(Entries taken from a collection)
• • • •
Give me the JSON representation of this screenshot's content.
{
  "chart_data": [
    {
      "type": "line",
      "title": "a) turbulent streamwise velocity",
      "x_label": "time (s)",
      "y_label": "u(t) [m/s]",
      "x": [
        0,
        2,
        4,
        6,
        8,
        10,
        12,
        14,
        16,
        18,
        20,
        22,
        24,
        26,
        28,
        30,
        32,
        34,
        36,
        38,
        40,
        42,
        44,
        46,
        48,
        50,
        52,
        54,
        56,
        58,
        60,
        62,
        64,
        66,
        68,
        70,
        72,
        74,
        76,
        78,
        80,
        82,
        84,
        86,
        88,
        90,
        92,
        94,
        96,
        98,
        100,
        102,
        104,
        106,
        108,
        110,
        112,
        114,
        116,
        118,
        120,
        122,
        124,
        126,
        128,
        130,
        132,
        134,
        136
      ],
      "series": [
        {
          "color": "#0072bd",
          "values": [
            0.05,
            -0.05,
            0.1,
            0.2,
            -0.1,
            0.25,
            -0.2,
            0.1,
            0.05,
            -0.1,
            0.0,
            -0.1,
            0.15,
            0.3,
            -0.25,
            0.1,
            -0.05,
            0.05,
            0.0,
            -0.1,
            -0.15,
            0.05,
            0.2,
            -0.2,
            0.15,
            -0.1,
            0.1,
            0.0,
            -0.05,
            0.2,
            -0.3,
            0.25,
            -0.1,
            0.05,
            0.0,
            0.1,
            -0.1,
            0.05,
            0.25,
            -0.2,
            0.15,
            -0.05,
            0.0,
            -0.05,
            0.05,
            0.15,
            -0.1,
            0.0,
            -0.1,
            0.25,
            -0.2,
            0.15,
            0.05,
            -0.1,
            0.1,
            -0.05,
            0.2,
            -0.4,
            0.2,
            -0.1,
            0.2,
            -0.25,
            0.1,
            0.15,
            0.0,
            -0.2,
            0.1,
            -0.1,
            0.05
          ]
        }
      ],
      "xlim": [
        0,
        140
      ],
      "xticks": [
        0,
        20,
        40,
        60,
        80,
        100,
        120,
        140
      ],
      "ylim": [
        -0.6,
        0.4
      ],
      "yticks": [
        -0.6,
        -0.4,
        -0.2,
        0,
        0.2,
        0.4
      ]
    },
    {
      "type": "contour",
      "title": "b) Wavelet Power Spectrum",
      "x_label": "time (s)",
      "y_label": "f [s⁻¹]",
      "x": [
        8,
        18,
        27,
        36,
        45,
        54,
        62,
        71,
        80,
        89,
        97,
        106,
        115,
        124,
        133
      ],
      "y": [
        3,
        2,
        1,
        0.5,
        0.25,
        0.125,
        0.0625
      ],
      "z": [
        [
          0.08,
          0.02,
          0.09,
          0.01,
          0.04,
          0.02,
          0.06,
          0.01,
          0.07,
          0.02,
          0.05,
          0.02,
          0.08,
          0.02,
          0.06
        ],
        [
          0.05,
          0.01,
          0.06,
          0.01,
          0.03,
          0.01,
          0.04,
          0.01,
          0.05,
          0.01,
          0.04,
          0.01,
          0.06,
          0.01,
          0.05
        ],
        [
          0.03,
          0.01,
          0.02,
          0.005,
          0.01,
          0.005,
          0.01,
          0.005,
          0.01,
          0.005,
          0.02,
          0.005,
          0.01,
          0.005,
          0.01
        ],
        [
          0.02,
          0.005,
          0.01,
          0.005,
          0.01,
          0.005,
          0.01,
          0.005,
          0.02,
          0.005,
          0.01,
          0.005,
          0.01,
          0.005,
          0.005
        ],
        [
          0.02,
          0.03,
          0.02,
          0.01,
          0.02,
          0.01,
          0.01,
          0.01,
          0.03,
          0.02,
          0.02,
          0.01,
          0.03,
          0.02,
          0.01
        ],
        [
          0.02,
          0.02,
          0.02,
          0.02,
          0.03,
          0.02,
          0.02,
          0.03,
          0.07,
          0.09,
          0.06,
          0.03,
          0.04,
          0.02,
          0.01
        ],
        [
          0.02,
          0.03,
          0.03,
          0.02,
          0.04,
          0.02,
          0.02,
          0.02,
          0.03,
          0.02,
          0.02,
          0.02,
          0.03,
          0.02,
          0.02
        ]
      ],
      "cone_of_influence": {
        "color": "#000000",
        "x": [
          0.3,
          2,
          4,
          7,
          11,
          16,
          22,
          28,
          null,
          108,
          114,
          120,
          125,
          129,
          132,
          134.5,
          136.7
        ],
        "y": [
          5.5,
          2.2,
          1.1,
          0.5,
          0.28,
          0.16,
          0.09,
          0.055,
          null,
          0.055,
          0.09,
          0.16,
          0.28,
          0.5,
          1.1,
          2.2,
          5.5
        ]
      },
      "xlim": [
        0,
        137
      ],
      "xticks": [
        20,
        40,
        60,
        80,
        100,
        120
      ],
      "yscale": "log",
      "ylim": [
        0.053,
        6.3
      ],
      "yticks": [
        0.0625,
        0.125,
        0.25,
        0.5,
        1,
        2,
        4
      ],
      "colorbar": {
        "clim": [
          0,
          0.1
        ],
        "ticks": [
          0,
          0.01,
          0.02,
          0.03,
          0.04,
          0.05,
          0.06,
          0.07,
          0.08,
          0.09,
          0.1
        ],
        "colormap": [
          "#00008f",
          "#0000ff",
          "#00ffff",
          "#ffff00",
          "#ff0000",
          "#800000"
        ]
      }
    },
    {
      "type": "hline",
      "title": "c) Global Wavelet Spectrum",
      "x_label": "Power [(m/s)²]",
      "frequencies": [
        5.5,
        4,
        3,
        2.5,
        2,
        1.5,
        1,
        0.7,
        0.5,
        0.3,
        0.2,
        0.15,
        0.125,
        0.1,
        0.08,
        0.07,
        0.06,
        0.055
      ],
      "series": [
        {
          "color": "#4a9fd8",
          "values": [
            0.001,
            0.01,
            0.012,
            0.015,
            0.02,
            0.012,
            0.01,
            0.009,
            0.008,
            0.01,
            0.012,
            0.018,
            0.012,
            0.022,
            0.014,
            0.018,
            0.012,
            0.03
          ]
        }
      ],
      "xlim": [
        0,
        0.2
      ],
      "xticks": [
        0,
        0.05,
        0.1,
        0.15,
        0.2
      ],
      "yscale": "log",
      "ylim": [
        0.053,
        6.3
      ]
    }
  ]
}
• • • •
Copy the records above exactly.

Task result ->
Give me the JSON representation of this screenshot's content.
{
  "chart_data": [
    {
      "type": "line",
      "title": "a) turbulent streamwise velocity",
      "x_label": "time (s)",
      "y_label": "u(t) [m/s]",
      "x": [
        0,
        2,
        4,
        6,
        8,
        10,
        12,
        14,
        16,
        18,
        20,
        22,
        24,
        26,
        28,
        30,
        32,
        34,
        36,
        38,
        40,
        42,
        44,
        46,
        48,
        50,
        52,
        54,
        56,
        58,
        60,
        62,
        64,
        66,
        68,
        70,
        72,
        74,
        76,
        78,
        80,
        82,
        84,
        86,
        88,
        90,
        92,
        94,
        96,
        98,
        100,
        102,
        104,
        106,
        108,
        110,
        112,
        114,
        116,
        118,
        120,
        122,
        124,
        126,
        128,
        130,
        132,
        134,
        136
      ],
      "series": [
        {
          "color": "#0072bd",
          "values": [
            0.05,
            -0.05,
            0.1,
            0.2,
            -0.1,
            0.25,
            -0.2,
            0.1,
            0.05,
            -0.1,
            0.0,
            -0.1,
            0.15,
            0.3,
            -0.25,
            0.1,
            -0.05,
            0.05,
            0.0,
            -0.1,
            -0.15,
            0.05,
            0.2,
            -0.2,
            0.15,
            -0.1,
            0.1,
            0.0,
            -0.05,
            0.2,
            -0.3,
            0.25,
            -0.1,
            0.05,
            0.0,
            0.1,
            -0.1,
            0.05,
            0.25,
            -0.2,
            0.15,
            -0.05,
            0.0,
            -0.05,
            0.05,
            0.15,
            -0.1,
            0.0,
            -0.1,
            0.25,
            -0.2,
            0.15,
            0.05,
            -0.1,
            0.1,
            -0.05,
            0.2,
            -0.4,
            0.2,
            -0.1,
            0.2,
            -0.25,
            0.1,
            0.15,
            0.0,
            -0.2,
            0.1,
            -0.1,
            0.05
          ]
        }
      ],
      "xlim": [
        0,
        140
      ],
      "xticks": [
        0,
        20,
        40,
        60,
        80,
        100,
        120,
        140
      ],
      "ylim": [
        -0.6,
        0.4
      ],
      "yticks": [
        -0.6,
        -0.4,
        -0.2,
        0,
        0.2,
        0.4
      ]
    },
    {
      "type": "contour",
      "title": "b) Wavelet Power Spectrum",
      "x_label": "time (s)",
      "y_label": "f [s⁻¹]",
      "x": [
        8,
        18,
        27,
        36,
        45,
        54,
        62,
        71,
        80,
        89,
        97,
        106,
        115,
        124,
        133
      ],
      "y": [
        3,
        2,
        1,
        0.5,
        0.25,
        0.125,
        0.0625
      ],
      "z": [
        [
          0.08,
          0.02,
          0.09,
          0.01,
          0.04,
          0.02,
          0.06,
          0.01,
          0.07,
          0.02,
          0.05,
          0.02,
          0.08,
          0.02,
          0.06
        ],
        [
          0.05,
          0.01,
          0.06,
          0.01,
          0.03,
          0.01,
          0.04,
          0.01,
          0.05,
          0.01,
          0.04,
          0.01,
          0.06,
          0.01,
          0.05
        ],
        [
          0.03,
          0.01,
          0.02,
          0.005,
          0.01,
          0.005,
          0.01,
          0.005,
          0.01,
          0.005,
          0.02,
          0.005,
          0.01,
          0.005,
          0.01
        ],
        [
          0.02,
          0.005,
          0.01,
          0.005,
          0.01,
          0.005,
          0.01,
          0.005,
          0.02,
          0.005,
          0.01,
          0.005,
          0.01,
          0.005,
          0.005
        ],
        [
          0.02,
          0.03,
          0.02,
          0.01,
          0.02,
          0.01,
          0.01,
          0.01,
          0.03,
          0.02,
          0.02,
          0.01,
          0.03,
          0.02,
          0.01
        ],
        [
          0.02,
          0.02,
          0.02,
          0.02,
          0.03,
          0.02,
          0.02,
          0.03,
          0.07,
          0.09,
          0.06,
          0.03,
          0.04,
          0.02,
          0.01
        ],
        [
          0.02,
          0.03,
          0.03,
          0.02,
          0.04,
          0.02,
          0.02,
          0.02,
          0.03,
          0.02,
          0.02,
          0.02,
          0.03,
          0.02,
          0.02
        ]
      ],
      "cone_of_influence": {
        "color": "#000000",
        "x": [
          0.3,
          2,
          4,
          7,
          11,
          16,
          22,
          28,
          null,
          108,
          114,
          120,
          125,
          129,
          132,
          134.5,
          136.7
        ],
        "y": [
          5.5,
          2.2,
          1.1,
          0.5,
          0.28,
          0.16,
          0.09,
          0.055,
          null,
          0.055,
          0.09,
          0.16,
          0.28,
          0.5,
          1.1,
          2.2,
          5.5
        ]
      },
      "xlim": [
        0,
        137
      ],
      "xticks": [
        20,
        40,
        60,
        80,
        100,
        120
      ],
      "yscale": "log",
      "ylim": [
        0.053,
        6.3
      ],
      "yticks": [
        0.0625,
        0.125,
        0.25,
        0.5,
        1,
        2,
        4
      ],
      "colorbar": {
        "clim": [
          0,
          0.1
        ],
        "ticks": [
          0,
          0.01,
          0.02,
          0.03,
          0.04,
          0.05,
          0.06,
          0.07,
          0.08,
          0.09,
          0.1
        ],
        "colormap": [
          "#00008f",
          "#0000ff",
          "#00ffff",
          "#ffff00",
          "#ff0000",
          "#800000"
        ]
      }
    },
    {
      "type": "hline",
      "title": "c) Global Wavelet Spectrum",
      "x_label": "Power [(m/s)²]",
      "frequencies": [
        5.5,
        4,
        3,
        2.5,
        2,
        1.5,
        1,
        0.7,
        0.5,
        0.3,
        0.2,
        0.15,
        0.125,
        0.1,
        0.08,
        0.07,
        0.06,
        0.055
      ],
      "series": [
        {
          "color": "#4a9fd8",
          "values": [
            0.001,
            0.01,
            0.012,
            0.015,
            0.02,
            0.012,
            0.01,
            0.009,
            0.008,
            0.01,
            0.012,
            0.018,
            0.012,
            0.022,
            0.014,
            0.018,
            0.012,
            0.03
          ]
        }
      ],
      "xlim": [
        0,
        0.2
      ],
      "xticks": [
        0,
        0.05,
        0.1,
        0.15,
        0.2
      ],
      "yscale": "log",
      "ylim": [
        0.053,
        6.3
      ]
    }
  ]
}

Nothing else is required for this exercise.